Aim of the exercise: Images excluded, repeat each entry below exactly.

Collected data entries
++++

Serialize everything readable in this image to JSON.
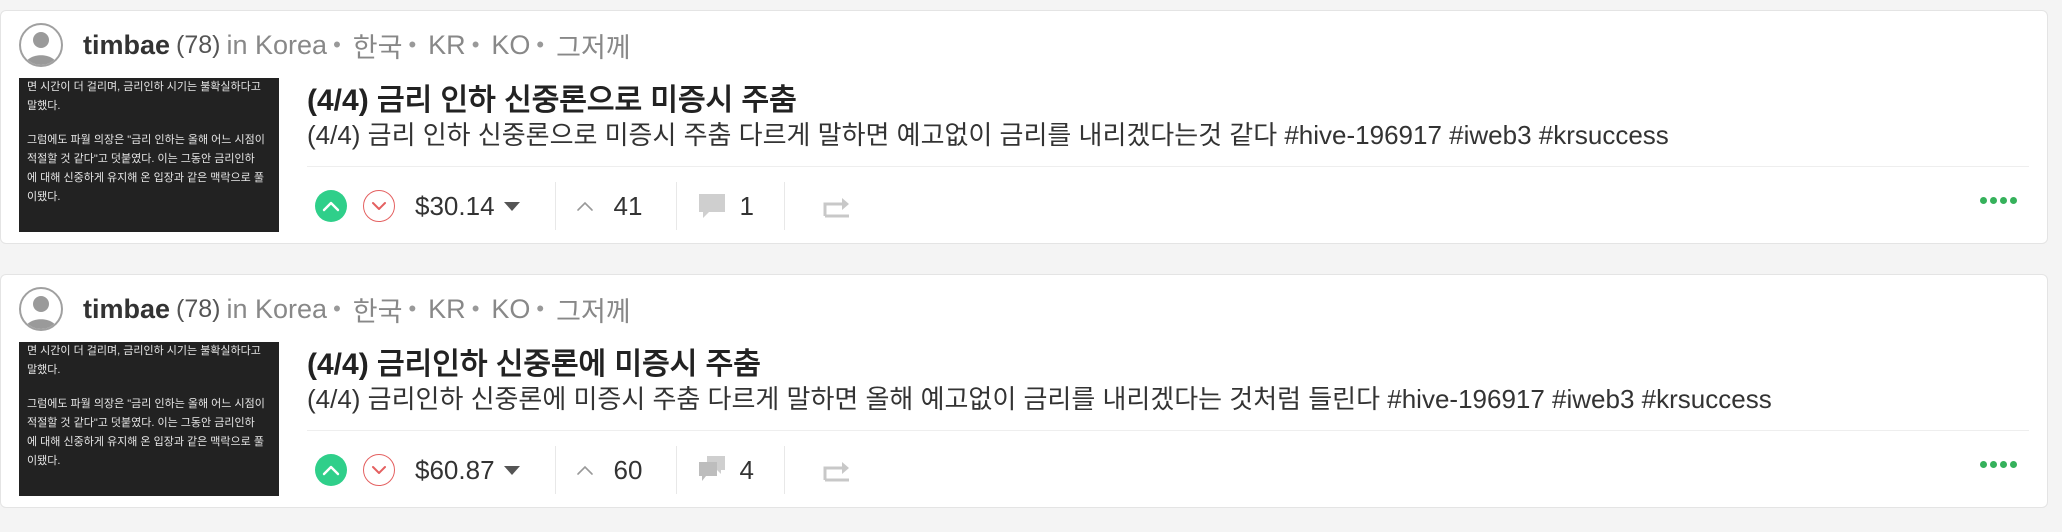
{
  "colors": {
    "upvote": "#2fcf8a",
    "downvote": "#e46060",
    "more_dots": "#35b15b",
    "thumbnail_bg": "#222222"
  },
  "posts": [
    {
      "author": "timbae",
      "reputation": "(78)",
      "community_prefix": "in Korea",
      "tags": [
        "한국",
        "KR",
        "KO",
        "그저께"
      ],
      "thumbnail_lines_1": [
        "면 시간이 더 걸리며, 금리인하 시기는 불확실하다고",
        "말했다."
      ],
      "thumbnail_lines_2": [
        "그럼에도 파월 의장은 \"금리 인하는 올해 어느 시점이",
        "적절할 것 같다\"고 덧붙였다. 이는 그동안 금리인하",
        "에 대해 신중하게 유지해 온 입장과 같은 맥락으로 풀",
        "이됐다."
      ],
      "title": "(4/4) 금리 인하 신중론으로 미증시 주춤",
      "summary": "(4/4) 금리 인하 신중론으로 미증시 주춤 다르게 말하면 예고없이 금리를 내리겠다는것 같다 #hive-196917 #iweb3 #krsuccess",
      "payout": "$30.14",
      "votes": "41",
      "comments": "1",
      "icons": [
        "avatar-icon",
        "upvote-icon",
        "downvote-icon",
        "caret-down-icon",
        "votes-chevron-icon",
        "comment-icon",
        "reblog-icon",
        "more-icon"
      ]
    },
    {
      "author": "timbae",
      "reputation": "(78)",
      "community_prefix": "in Korea",
      "tags": [
        "한국",
        "KR",
        "KO",
        "그저께"
      ],
      "thumbnail_lines_1": [
        "면 시간이 더 걸리며, 금리인하 시기는 불확실하다고",
        "말했다."
      ],
      "thumbnail_lines_2": [
        "그럼에도 파월 의장은 \"금리 인하는 올해 어느 시점이",
        "적절할 것 같다\"고 덧붙였다. 이는 그동안 금리인하",
        "에 대해 신중하게 유지해 온 입장과 같은 맥락으로 풀",
        "이됐다."
      ],
      "title": "(4/4) 금리인하 신중론에 미증시 주춤",
      "summary": "(4/4) 금리인하 신중론에 미증시 주춤 다르게 말하면 올해 예고없이 금리를 내리겠다는 것처럼 들린다 #hive-196917 #iweb3 #krsuccess",
      "payout": "$60.87",
      "votes": "60",
      "comments": "4",
      "icons": [
        "avatar-icon",
        "upvote-icon",
        "downvote-icon",
        "caret-down-icon",
        "votes-chevron-icon",
        "comments-icon",
        "reblog-icon",
        "more-icon"
      ]
    }
  ]
}
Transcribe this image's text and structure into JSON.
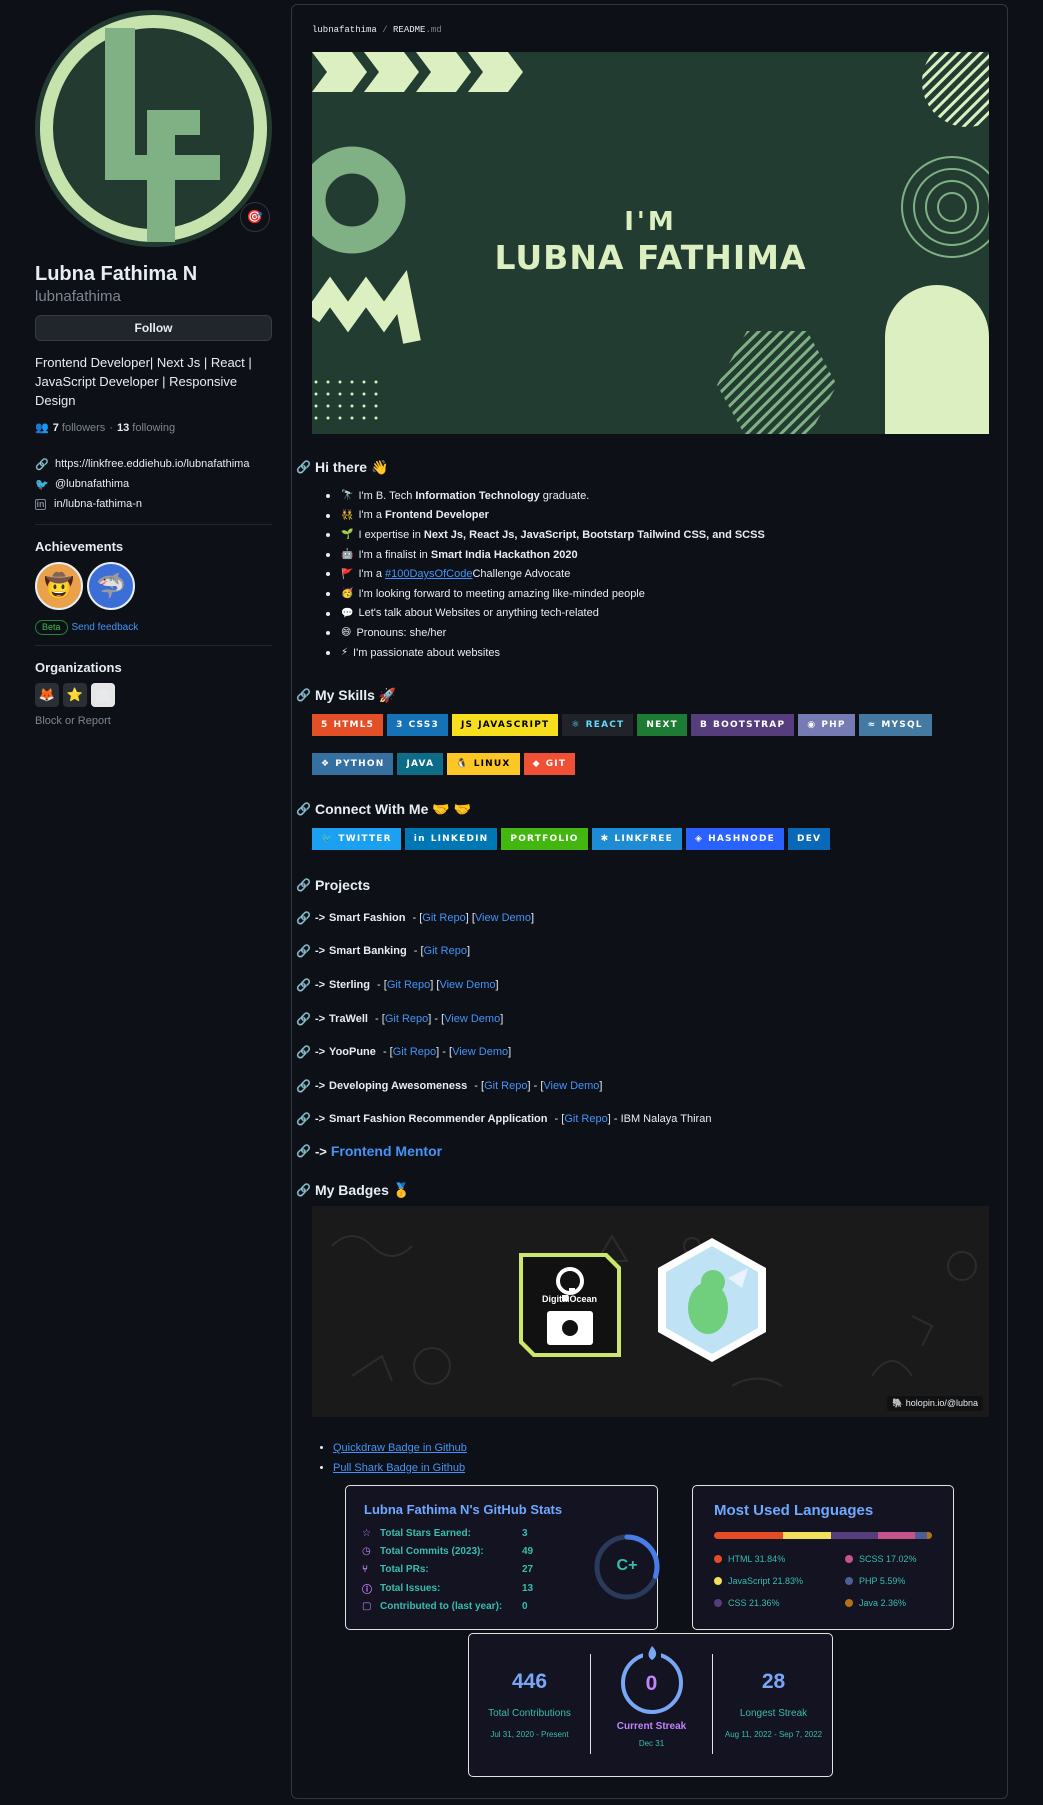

++++

Output below:
Serialize everything readable in this image to JSON.
{
  "colors": {
    "upvote": "#2fcf8a",
    "downvote": "#e46060",
    "more_dots": "#35b15b",
    "thumbnail_bg": "#222222"
  },
  "posts": [
    {
      "author": "timbae",
      "reputation": "(78)",
      "community_prefix": "in Korea",
      "tags": [
        "한국",
        "KR",
        "KO",
        "그저께"
      ],
      "thumbnail_lines_1": [
        "면 시간이 더 걸리며, 금리인하 시기는 불확실하다고",
        "말했다."
      ],
      "thumbnail_lines_2": [
        "그럼에도 파월 의장은 \"금리 인하는 올해 어느 시점이",
        "적절할 것 같다\"고 덧붙였다. 이는 그동안 금리인하",
        "에 대해 신중하게 유지해 온 입장과 같은 맥락으로 풀",
        "이됐다."
      ],
      "title": "(4/4) 금리 인하 신중론으로 미증시 주춤",
      "summary": "(4/4) 금리 인하 신중론으로 미증시 주춤 다르게 말하면 예고없이 금리를 내리겠다는것 같다 #hive-196917 #iweb3 #krsuccess",
      "payout": "$30.14",
      "votes": "41",
      "comments": "1",
      "icons": [
        "avatar-icon",
        "upvote-icon",
        "downvote-icon",
        "caret-down-icon",
        "votes-chevron-icon",
        "comment-icon",
        "reblog-icon",
        "more-icon"
      ]
    },
    {
      "author": "timbae",
      "reputation": "(78)",
      "community_prefix": "in Korea",
      "tags": [
        "한국",
        "KR",
        "KO",
        "그저께"
      ],
      "thumbnail_lines_1": [
        "면 시간이 더 걸리며, 금리인하 시기는 불확실하다고",
        "말했다."
      ],
      "thumbnail_lines_2": [
        "그럼에도 파월 의장은 \"금리 인하는 올해 어느 시점이",
        "적절할 것 같다\"고 덧붙였다. 이는 그동안 금리인하",
        "에 대해 신중하게 유지해 온 입장과 같은 맥락으로 풀",
        "이됐다."
      ],
      "title": "(4/4) 금리인하 신중론에 미증시 주춤",
      "summary": "(4/4) 금리인하 신중론에 미증시 주춤 다르게 말하면 올해 예고없이 금리를 내리겠다는 것처럼 들린다 #hive-196917 #iweb3 #krsuccess",
      "payout": "$60.87",
      "votes": "60",
      "comments": "4",
      "icons": [
        "avatar-icon",
        "upvote-icon",
        "downvote-icon",
        "caret-down-icon",
        "votes-chevron-icon",
        "comments-icon",
        "reblog-icon",
        "more-icon"
      ]
    }
  ]
}
Transcribe this image's text and structure into JSON.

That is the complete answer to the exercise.